>> Start DATA ROWS

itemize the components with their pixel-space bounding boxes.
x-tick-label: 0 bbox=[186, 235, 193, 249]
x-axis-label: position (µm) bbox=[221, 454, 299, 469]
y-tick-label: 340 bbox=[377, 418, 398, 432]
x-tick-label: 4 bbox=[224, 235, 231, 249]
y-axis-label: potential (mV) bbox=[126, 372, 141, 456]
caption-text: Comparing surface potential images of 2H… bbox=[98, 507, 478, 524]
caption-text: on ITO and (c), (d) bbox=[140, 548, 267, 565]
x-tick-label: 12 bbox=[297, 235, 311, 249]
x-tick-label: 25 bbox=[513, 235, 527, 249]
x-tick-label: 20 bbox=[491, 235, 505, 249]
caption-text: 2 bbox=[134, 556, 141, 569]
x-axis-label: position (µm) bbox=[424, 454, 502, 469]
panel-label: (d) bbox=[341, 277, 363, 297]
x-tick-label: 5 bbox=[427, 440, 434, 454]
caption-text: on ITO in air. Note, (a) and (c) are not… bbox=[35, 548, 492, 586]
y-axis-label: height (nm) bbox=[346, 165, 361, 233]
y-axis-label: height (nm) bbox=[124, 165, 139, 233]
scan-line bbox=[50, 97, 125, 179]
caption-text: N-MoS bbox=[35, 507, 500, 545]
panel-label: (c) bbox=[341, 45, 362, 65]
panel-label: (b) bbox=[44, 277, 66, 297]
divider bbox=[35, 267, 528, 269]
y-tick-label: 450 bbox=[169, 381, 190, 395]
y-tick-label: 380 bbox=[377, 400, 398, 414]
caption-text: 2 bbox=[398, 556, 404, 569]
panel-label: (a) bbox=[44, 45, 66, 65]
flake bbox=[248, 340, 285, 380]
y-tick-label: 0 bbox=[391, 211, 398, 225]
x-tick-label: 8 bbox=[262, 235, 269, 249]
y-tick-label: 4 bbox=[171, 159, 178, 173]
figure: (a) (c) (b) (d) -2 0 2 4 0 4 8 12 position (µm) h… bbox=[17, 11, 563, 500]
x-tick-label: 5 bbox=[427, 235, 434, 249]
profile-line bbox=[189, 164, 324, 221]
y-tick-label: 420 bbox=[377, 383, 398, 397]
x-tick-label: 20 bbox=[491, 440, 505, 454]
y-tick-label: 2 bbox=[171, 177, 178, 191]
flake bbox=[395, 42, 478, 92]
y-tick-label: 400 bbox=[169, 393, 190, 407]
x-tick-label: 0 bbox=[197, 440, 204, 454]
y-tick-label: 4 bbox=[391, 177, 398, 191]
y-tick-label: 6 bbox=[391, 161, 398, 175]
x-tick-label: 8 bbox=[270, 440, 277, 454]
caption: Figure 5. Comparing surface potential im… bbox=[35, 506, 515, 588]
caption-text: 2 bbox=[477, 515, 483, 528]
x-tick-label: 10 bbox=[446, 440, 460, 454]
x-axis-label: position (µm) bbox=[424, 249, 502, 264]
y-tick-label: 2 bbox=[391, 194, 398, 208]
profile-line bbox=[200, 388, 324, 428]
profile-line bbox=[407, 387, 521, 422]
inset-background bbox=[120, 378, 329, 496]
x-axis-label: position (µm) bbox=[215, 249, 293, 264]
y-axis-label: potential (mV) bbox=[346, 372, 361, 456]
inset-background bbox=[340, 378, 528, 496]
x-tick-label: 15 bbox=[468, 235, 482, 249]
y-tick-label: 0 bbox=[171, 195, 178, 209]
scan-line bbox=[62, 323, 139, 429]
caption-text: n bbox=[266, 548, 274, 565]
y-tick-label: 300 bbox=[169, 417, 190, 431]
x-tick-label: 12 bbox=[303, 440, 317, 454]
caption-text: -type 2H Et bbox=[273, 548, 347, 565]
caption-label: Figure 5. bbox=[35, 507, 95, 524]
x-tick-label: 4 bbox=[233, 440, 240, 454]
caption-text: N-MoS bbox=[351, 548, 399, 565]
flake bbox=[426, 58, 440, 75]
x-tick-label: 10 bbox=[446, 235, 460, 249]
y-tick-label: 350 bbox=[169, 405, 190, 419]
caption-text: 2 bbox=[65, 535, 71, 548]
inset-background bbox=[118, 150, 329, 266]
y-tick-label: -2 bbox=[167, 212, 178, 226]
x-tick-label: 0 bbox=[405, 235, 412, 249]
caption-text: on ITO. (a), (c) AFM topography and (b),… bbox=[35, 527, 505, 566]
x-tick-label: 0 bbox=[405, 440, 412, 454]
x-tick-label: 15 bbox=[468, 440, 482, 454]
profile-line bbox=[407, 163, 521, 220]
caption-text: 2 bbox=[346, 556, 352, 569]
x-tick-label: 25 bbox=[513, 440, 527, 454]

>> End DATA ROWS

• PROBLEM: Write out all the data above again, putting "distance (µm)" wherever "position (µm)" appears and keeping everything else the same.

• SOLUTION:
itemize the components with their pixel-space bounding boxes.
x-tick-label: 0 bbox=[186, 235, 193, 249]
x-axis-label: distance (µm) bbox=[221, 454, 299, 469]
y-tick-label: 340 bbox=[377, 418, 398, 432]
x-tick-label: 4 bbox=[224, 235, 231, 249]
y-axis-label: potential (mV) bbox=[126, 372, 141, 456]
caption-text: Comparing surface potential images of 2H… bbox=[98, 507, 478, 524]
caption-text: on ITO and (c), (d) bbox=[140, 548, 267, 565]
x-tick-label: 12 bbox=[297, 235, 311, 249]
x-tick-label: 25 bbox=[513, 235, 527, 249]
x-tick-label: 20 bbox=[491, 235, 505, 249]
caption-text: 2 bbox=[134, 556, 141, 569]
x-axis-label: distance (µm) bbox=[424, 454, 502, 469]
panel-label: (d) bbox=[341, 277, 363, 297]
x-tick-label: 5 bbox=[427, 440, 434, 454]
caption-text: on ITO in air. Note, (a) and (c) are not… bbox=[35, 548, 492, 586]
y-axis-label: height (nm) bbox=[346, 165, 361, 233]
y-axis-label: height (nm) bbox=[124, 165, 139, 233]
scan-line bbox=[50, 97, 125, 179]
caption-text: N-MoS bbox=[35, 507, 500, 545]
panel-label: (c) bbox=[341, 45, 362, 65]
panel-label: (b) bbox=[44, 277, 66, 297]
divider bbox=[35, 267, 528, 269]
y-tick-label: 450 bbox=[169, 381, 190, 395]
y-tick-label: 380 bbox=[377, 400, 398, 414]
caption-text: 2 bbox=[398, 556, 404, 569]
panel-label: (a) bbox=[44, 45, 66, 65]
flake bbox=[248, 340, 285, 380]
y-tick-label: 0 bbox=[391, 211, 398, 225]
x-tick-label: 8 bbox=[262, 235, 269, 249]
y-tick-label: 4 bbox=[171, 159, 178, 173]
figure: (a) (c) (b) (d) -2 0 2 4 0 4 8 12 distance (µm) h… bbox=[17, 11, 563, 500]
x-tick-label: 5 bbox=[427, 235, 434, 249]
profile-line bbox=[189, 164, 324, 221]
y-tick-label: 420 bbox=[377, 383, 398, 397]
x-tick-label: 20 bbox=[491, 440, 505, 454]
y-tick-label: 2 bbox=[171, 177, 178, 191]
flake bbox=[395, 42, 478, 92]
y-tick-label: 400 bbox=[169, 393, 190, 407]
x-tick-label: 0 bbox=[197, 440, 204, 454]
y-tick-label: 4 bbox=[391, 177, 398, 191]
y-tick-label: 6 bbox=[391, 161, 398, 175]
x-tick-label: 8 bbox=[270, 440, 277, 454]
caption: Figure 5. Comparing surface potential im… bbox=[35, 506, 515, 588]
caption-text: 2 bbox=[477, 515, 483, 528]
x-tick-label: 10 bbox=[446, 440, 460, 454]
x-axis-label: distance (µm) bbox=[424, 249, 502, 264]
y-tick-label: 2 bbox=[391, 194, 398, 208]
profile-line bbox=[200, 388, 324, 428]
profile-line bbox=[407, 387, 521, 422]
inset-background bbox=[120, 378, 329, 496]
x-axis-label: distance (µm) bbox=[215, 249, 293, 264]
y-axis-label: potential (mV) bbox=[346, 372, 361, 456]
inset-background bbox=[340, 378, 528, 496]
x-tick-label: 15 bbox=[468, 235, 482, 249]
y-tick-label: 0 bbox=[171, 195, 178, 209]
scan-line bbox=[62, 323, 139, 429]
caption-text: n bbox=[266, 548, 274, 565]
y-tick-label: 300 bbox=[169, 417, 190, 431]
x-tick-label: 12 bbox=[303, 440, 317, 454]
caption-text: -type 2H Et bbox=[273, 548, 347, 565]
caption-label: Figure 5. bbox=[35, 507, 95, 524]
x-tick-label: 4 bbox=[233, 440, 240, 454]
caption-text: N-MoS bbox=[351, 548, 399, 565]
flake bbox=[426, 58, 440, 75]
x-tick-label: 10 bbox=[446, 235, 460, 249]
y-tick-label: 350 bbox=[169, 405, 190, 419]
caption-text: 2 bbox=[65, 535, 71, 548]
inset-background bbox=[118, 150, 329, 266]
y-tick-label: -2 bbox=[167, 212, 178, 226]
x-tick-label: 0 bbox=[405, 235, 412, 249]
caption-text: on ITO. (a), (c) AFM topography and (b),… bbox=[35, 527, 505, 566]
x-tick-label: 0 bbox=[405, 440, 412, 454]
x-tick-label: 15 bbox=[468, 440, 482, 454]
profile-line bbox=[407, 163, 521, 220]
caption-text: 2 bbox=[346, 556, 352, 569]
x-tick-label: 25 bbox=[513, 440, 527, 454]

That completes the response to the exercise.